TEXTE AFFICHÉ –
Musulmans, Chrétiens et Juifs caraïmes de Crimée

Compliquée, la Crimée… Quittant Chersonèse et ses baigneurs, le bus nous mène à une heure et demie de là pour déposer nos bagages dans notre nouveau gîte. Il s’agit d’une ancienne capitale tatare, Bakhtchisaraï, réduite aujourd’hui à un gros bourg. Nous y déjeunons dans le restaurant musulman qui se fait appeler ingénument Karavansérail. Il y a bien sûr prohibition sur l’alcool, mais une bière plus chère est disponible, la Baltika désalcoolisée. Le prétexte religieux sert aux petits bénéfices.

panneau interdit alcool tatars musulmans

Nous y gobons les salades habituelles, chou, tomate concombre, puis nous sont servis des beignets au fromage et des mantek, gros raviolis au mouton haché et oignon. Ils sont gras et la pâte est trop peu abaissée, ce qui donne une consistance pâteuse à l’ensemble. Mais le gras et le pâteux sont les goûts de ceux qui ont un jour manqué. La sensation d’avoir du riche, et plein la bouche, est un plaisir que notre génération ne peut pas connaître.

monastere dormition chufut kale

Nous montons ensuite visiter l’antre des « troglomoines ». Leur monastère de la Dormition et leur église sont creusés dans la falaise d’une vallée secondaire. Pour leur confort, ces moines gras ont cependant fait bâtir un nouveau logement de bois à l’extérieur, un peu plus bas. Le site attire de nombreux touristes, presque tous venus d’Ukraine et des autres républiques de Russie.

monastere dormition chufut kale b

Deux couples d’allure hippie, à sac à dos et guitare, viennent par exemple de Saint-Pétersbourg. Ils traînent avec eux deux enfants d’environ 8 ans, dont un gavroche des villes, maigre blondinet bronzé par le grand air sous une salopette en jean de marque Gee-Jay. En Russie, pratiquement tous les jeunes garçons portent des vêtements Gee-Jay. « C’est confortable, à la mode et, ce qui est le plus important, pas cher », disent les consommateurs. Le gavroche blond s’élance sur les marches, observe, redescend, court de ci delà, entraînant son copain, empli d’énergie d’avoir quitté les faubourgs citadins. Les parents semblent plutôt avachis et blasés, sous l’emprise des fumettes.

Annotations de mise en page des images

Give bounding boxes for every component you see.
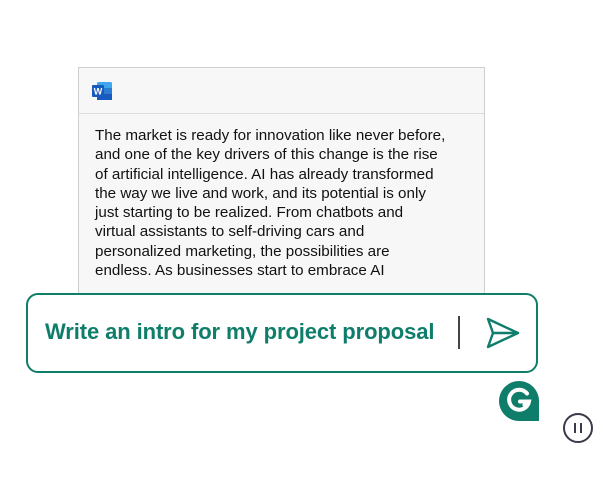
grammarly-logo xyxy=(499,381,539,421)
word-icon-letter: W xyxy=(94,87,103,97)
send-icon[interactable] xyxy=(484,315,522,351)
document-line: The market is ready for innovation like … xyxy=(95,127,446,144)
document-text: The market is ready for innovation like … xyxy=(95,126,475,280)
pause-icon xyxy=(580,423,582,433)
pause-icon xyxy=(574,423,576,433)
document-preview: W The market is ready for innovation lik… xyxy=(78,67,485,307)
document-line: just starting to be realized. From chatb… xyxy=(95,204,404,222)
microsoft-word-icon: W xyxy=(92,82,112,100)
text-cursor xyxy=(458,316,460,349)
document-line: and one of the key drivers of this chang… xyxy=(95,146,438,164)
document-line: virtual assistants to self-driving cars … xyxy=(95,223,365,241)
pause-button[interactable] xyxy=(563,413,593,443)
document-header: W xyxy=(79,68,484,114)
document-line: of artificial intelligence. AI has alrea… xyxy=(95,165,434,183)
prompt-text[interactable]: Write an intro for my project proposal xyxy=(45,319,435,345)
document-line: personalized marketing, the possibilitie… xyxy=(95,242,390,260)
document-line: endless. As businesses start to embrace … xyxy=(95,262,385,280)
prompt-input[interactable]: Write an intro for my project proposal xyxy=(26,293,538,373)
document-line: the way we live and work, and its potent… xyxy=(95,184,426,202)
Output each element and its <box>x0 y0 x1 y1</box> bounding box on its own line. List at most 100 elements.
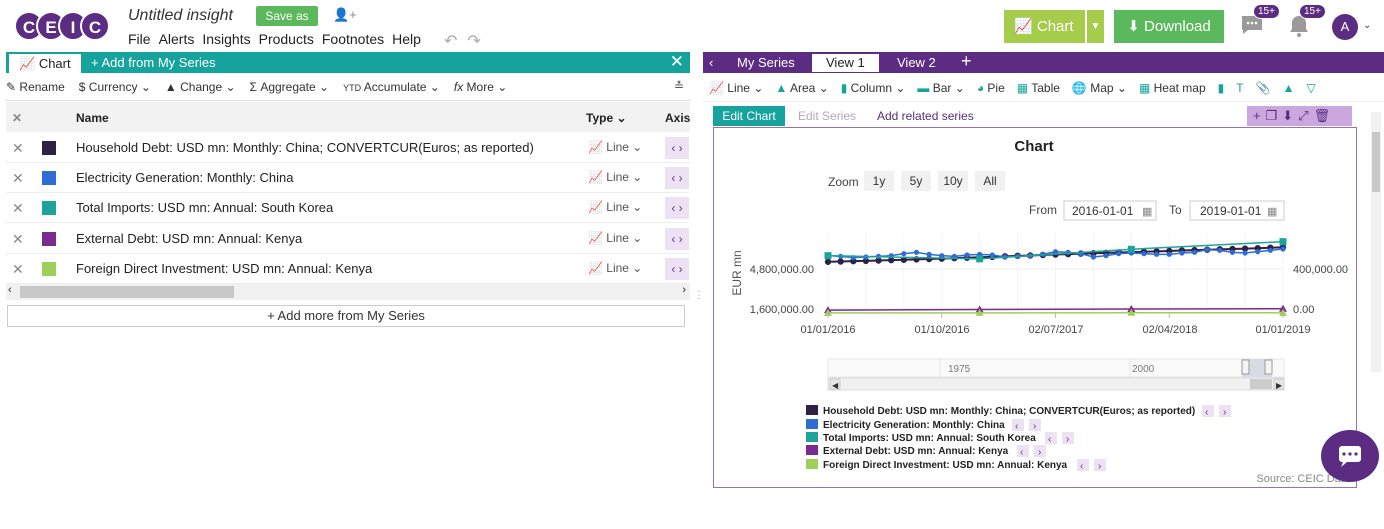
legend-item[interactable]: Electricity Generation: Monthly: China ‹ › <box>806 419 1041 432</box>
scrollbar-thumb[interactable] <box>1372 132 1380 192</box>
table-row[interactable]: ✕ Electricity Generation: Monthly: China… <box>6 163 690 193</box>
change-tool[interactable]: ▲ Change ⌄ <box>165 80 236 94</box>
expand-icon[interactable]: ⤢ <box>1298 108 1313 123</box>
table-row[interactable]: ✕ External Debt: USD mn: Annual: Kenya 📈… <box>6 224 690 254</box>
text-icon[interactable]: T <box>1236 81 1243 95</box>
series-name[interactable]: Electricity Generation: Monthly: China <box>76 170 293 185</box>
tab-chart[interactable]: 📈 Chart <box>9 54 81 73</box>
scrollbar-thumb[interactable] <box>20 286 234 298</box>
scroll-right-icon[interactable]: › <box>682 284 686 296</box>
series-type-select[interactable]: 📈 Line ⌄ <box>588 170 642 184</box>
copy-icon[interactable]: ❐ <box>1266 108 1283 123</box>
navigator-handle[interactable] <box>1241 359 1250 375</box>
download-icon[interactable]: ⬇ <box>1282 108 1298 123</box>
axis-switch[interactable]: ‹ › <box>665 137 689 159</box>
axis-switch[interactable]: ‹ › <box>665 258 689 280</box>
edit-chart-button[interactable]: Edit Chart <box>713 106 785 126</box>
scroll-right-icon[interactable]: ▶ <box>1276 381 1283 390</box>
horizontal-scrollbar[interactable]: ‹ › <box>6 284 690 300</box>
tab-add-from-my-series[interactable]: + Add from My Series <box>91 54 216 71</box>
more-tool[interactable]: fx More ⌄ <box>454 80 507 94</box>
series-name[interactable]: Household Debt: USD mn: Monthly: China; … <box>76 140 534 155</box>
column-name[interactable]: Name <box>76 111 109 125</box>
chart-type-pie[interactable]: ◕ Pie <box>977 81 1005 95</box>
attachment-icon[interactable]: 📎 <box>1256 81 1271 95</box>
chart-type-column[interactable]: ▮ Column ⌄ <box>841 81 906 95</box>
series-type-select[interactable]: 📈 Line ⌄ <box>588 231 642 245</box>
ceic-logo[interactable]: C E I C <box>14 11 112 41</box>
undo-icon[interactable]: ↶ <box>444 33 467 50</box>
avatar[interactable]: A <box>1332 14 1358 40</box>
navigator-scrollbar[interactable] <box>827 377 1285 391</box>
menu-alerts[interactable]: Alerts <box>159 31 195 47</box>
table-row[interactable]: ✕ Total Imports: USD mn: Annual: South K… <box>6 193 690 223</box>
tab-my-series[interactable]: My Series <box>737 54 795 72</box>
menu-file[interactable]: File <box>128 31 151 47</box>
chart-type-bar[interactable]: ▬ Bar ⌄ <box>917 81 964 95</box>
trash-icon[interactable]: 🗑 <box>1314 108 1336 123</box>
plus-icon[interactable]: + <box>1253 108 1266 123</box>
add-user-icon[interactable]: 👤+ <box>333 7 357 23</box>
remove-series-icon[interactable]: ✕ <box>12 200 24 217</box>
tabs-back-icon[interactable]: ‹ <box>709 54 713 72</box>
zoom-10y-button[interactable]: 10y <box>938 171 968 191</box>
tab-view-1[interactable]: View 1 <box>812 54 879 72</box>
close-icon[interactable]: ✕ <box>670 52 684 72</box>
chart-type-area[interactable]: ▲ Area ⌄ <box>775 81 828 95</box>
image-icon[interactable]: ▲ <box>1283 81 1295 95</box>
calendar-icon[interactable]: ▦ <box>1142 206 1152 218</box>
chart-type-table[interactable]: ▦ Table <box>1017 81 1060 95</box>
legend-item[interactable]: Household Debt: USD mn: Monthly: China; … <box>806 405 1231 418</box>
insight-title[interactable]: Untitled insight <box>128 7 233 25</box>
chart-type-map[interactable]: 🌐 Map ⌄ <box>1072 81 1127 95</box>
chart-type-line[interactable]: 📈 Line ⌄ <box>709 81 763 95</box>
chart-dropdown-button[interactable]: ▼ <box>1087 10 1104 43</box>
legend-item[interactable]: Foreign Direct Investment: USD mn: Annua… <box>806 459 1106 472</box>
menu-products[interactable]: Products <box>259 31 314 47</box>
calendar-icon[interactable]: ▦ <box>1267 206 1277 218</box>
from-date-input[interactable]: 2016-01-01 ▦ <box>1063 200 1157 221</box>
filter-icon[interactable]: ▽ <box>1306 81 1315 95</box>
series-color-swatch[interactable] <box>42 262 56 276</box>
menu-footnotes[interactable]: Footnotes <box>322 31 384 47</box>
axis-switch[interactable]: ‹ › <box>665 228 689 250</box>
axis-switch[interactable]: ‹ › <box>665 197 689 219</box>
accumulate-tool[interactable]: YTD Accumulate ⌄ <box>343 80 440 94</box>
tab-view-2[interactable]: View 2 <box>897 54 936 72</box>
column-type[interactable]: Type ⌄ <box>586 111 627 125</box>
axis-switch[interactable]: ‹ › <box>665 167 689 189</box>
aggregate-tool[interactable]: Σ Aggregate ⌄ <box>250 80 330 94</box>
table-row[interactable]: ✕ Household Debt: USD mn: Monthly: China… <box>6 133 690 163</box>
range-navigator[interactable]: 1975 2000 ◀ ▶ <box>827 358 1285 391</box>
remove-all-icon[interactable]: ✕ <box>12 111 22 125</box>
series-name[interactable]: Total Imports: USD mn: Annual: South Kor… <box>76 200 333 215</box>
currency-tool[interactable]: $ Currency ⌄ <box>79 80 151 94</box>
series-name[interactable]: External Debt: USD mn: Annual: Kenya <box>76 231 302 246</box>
save-as-button[interactable]: Save as <box>256 6 318 26</box>
menu-insights[interactable]: Insights <box>202 31 250 47</box>
scroll-left-icon[interactable]: ◀ <box>832 381 839 390</box>
collapse-toolbar-icon[interactable]: ≛ <box>674 79 684 93</box>
legend-item[interactable]: Total Imports: USD mn: Annual: South Kor… <box>806 432 1074 445</box>
to-date-input[interactable]: 2019-01-01 ▦ <box>1189 200 1285 221</box>
remove-series-icon[interactable]: ✕ <box>12 170 24 187</box>
add-more-series-button[interactable]: + Add more from My Series <box>7 305 685 327</box>
remove-series-icon[interactable]: ✕ <box>12 231 24 248</box>
series-name[interactable]: Foreign Direct Investment: USD mn: Annua… <box>76 261 372 276</box>
rename-tool[interactable]: ✎ Rename <box>6 80 65 94</box>
chat-button[interactable] <box>1321 430 1379 482</box>
zoom-5y-button[interactable]: 5y <box>901 171 931 191</box>
zoom-1y-button[interactable]: 1y <box>864 171 894 191</box>
redo-icon[interactable]: ↷ <box>467 33 490 50</box>
series-color-swatch[interactable] <box>42 171 56 185</box>
zoom-all-button[interactable]: All <box>975 171 1005 191</box>
add-related-series-button[interactable]: Add related series <box>877 109 1017 123</box>
remove-series-icon[interactable]: ✕ <box>12 140 24 157</box>
navigator-handle[interactable] <box>1264 359 1273 375</box>
chart-button[interactable]: 📈 Chart <box>1004 10 1085 43</box>
table-row[interactable]: ✕ Foreign Direct Investment: USD mn: Ann… <box>6 254 690 284</box>
vertical-scrollbar[interactable] <box>1371 112 1381 372</box>
series-type-select[interactable]: 📈 Line ⌄ <box>588 140 642 154</box>
menu-help[interactable]: Help <box>392 31 421 47</box>
chart-type-heatmap[interactable]: ▦ Heat map <box>1139 81 1206 95</box>
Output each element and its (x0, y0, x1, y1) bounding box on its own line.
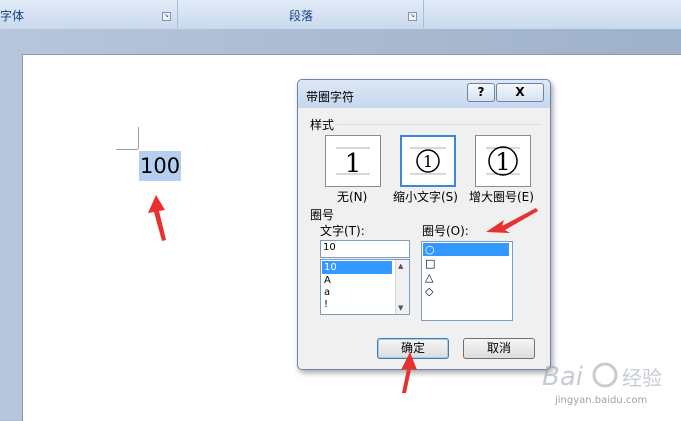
style-option-shrink-text[interactable]: 1 (400, 135, 456, 187)
list-item[interactable]: 10 (322, 261, 392, 274)
text-input-value: 10 (323, 242, 336, 253)
cancel-button[interactable]: 取消 (463, 338, 535, 359)
paragraph-dialog-launcher-icon[interactable]: ↘ (408, 12, 417, 21)
list-item[interactable]: □ (423, 257, 509, 270)
style-option-none-label: 无(N) (337, 190, 368, 204)
svg-text:1: 1 (345, 149, 362, 179)
list-item[interactable]: ◇ (423, 285, 509, 298)
margin-corner-mark (116, 149, 138, 150)
text-input[interactable]: 10 (320, 240, 410, 258)
enclosure-section-label: 圈号 (310, 208, 335, 222)
svg-text:Bai: Bai (542, 362, 584, 392)
list-item[interactable]: ○ (423, 243, 509, 256)
font-group-label: 字体 (0, 9, 25, 23)
annotation-arrow-icon (148, 195, 166, 241)
paragraph-group-label: 段落 (288, 9, 313, 23)
watermark-url: jingyan.baidu.com (555, 395, 648, 406)
divider (337, 124, 541, 125)
text-field-label: 文字(T): (320, 224, 365, 238)
style-section-label: 样式 (310, 118, 335, 132)
font-group: 字体 ↘ (0, 0, 178, 28)
style-option-none[interactable]: 1 (325, 135, 381, 187)
list-item[interactable]: ! (322, 298, 392, 311)
font-dialog-launcher-icon[interactable]: ↘ (162, 12, 171, 21)
ribbon: 字体 ↘ 段落 ↘ (0, 0, 681, 30)
dialog-title: 带圈字符 (306, 90, 355, 104)
style-option-enlarge-enclosure-label: 增大圈号(E) (469, 190, 534, 204)
paragraph-group: 段落 ↘ (179, 0, 424, 28)
ribbon-group-empty (425, 0, 681, 28)
baidu-watermark-logo: Bai 经验 (542, 362, 662, 392)
close-button[interactable]: X (496, 83, 544, 102)
style-option-enlarge-enclosure[interactable]: 1 (475, 135, 531, 187)
selected-text[interactable]: 100 (139, 151, 182, 181)
selected-text-value: 100 (140, 154, 181, 178)
help-button[interactable]: ? (467, 83, 495, 102)
text-list[interactable]: 10 A a ! ▲ ▼ (320, 259, 410, 315)
svg-text:经验: 经验 (622, 366, 662, 390)
style-option-shrink-text-label: 缩小文字(S) (393, 190, 458, 204)
list-item[interactable]: △ (423, 271, 509, 284)
margin-corner-mark (138, 127, 139, 149)
enclosure-list[interactable]: ○ □ △ ◇ (421, 241, 513, 321)
svg-text:1: 1 (495, 148, 510, 176)
text-list-scrollbar[interactable]: ▲ ▼ (395, 260, 409, 314)
enclosure-field-label: 圈号(O): (422, 224, 469, 238)
scroll-up-icon[interactable]: ▲ (398, 262, 403, 270)
annotation-arrow-icon (401, 352, 417, 393)
svg-text:1: 1 (423, 152, 433, 171)
dialog-titlebar[interactable]: 带圈字符 ? X (298, 80, 550, 108)
annotation-arrow-icon (486, 208, 538, 233)
scroll-down-icon[interactable]: ▼ (398, 304, 403, 312)
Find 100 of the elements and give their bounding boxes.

À FAIRE – Citez tous les plats mangés au déjeuner au Karavansérail, d'après le récit de voyage en Crimée.

BONNE RÉPONSE –
- Les salades habituelles (chou, tomate, concombre)
- Des beignets au fromage
- Des mantek, gros raviolis au mouton haché et à l'oignon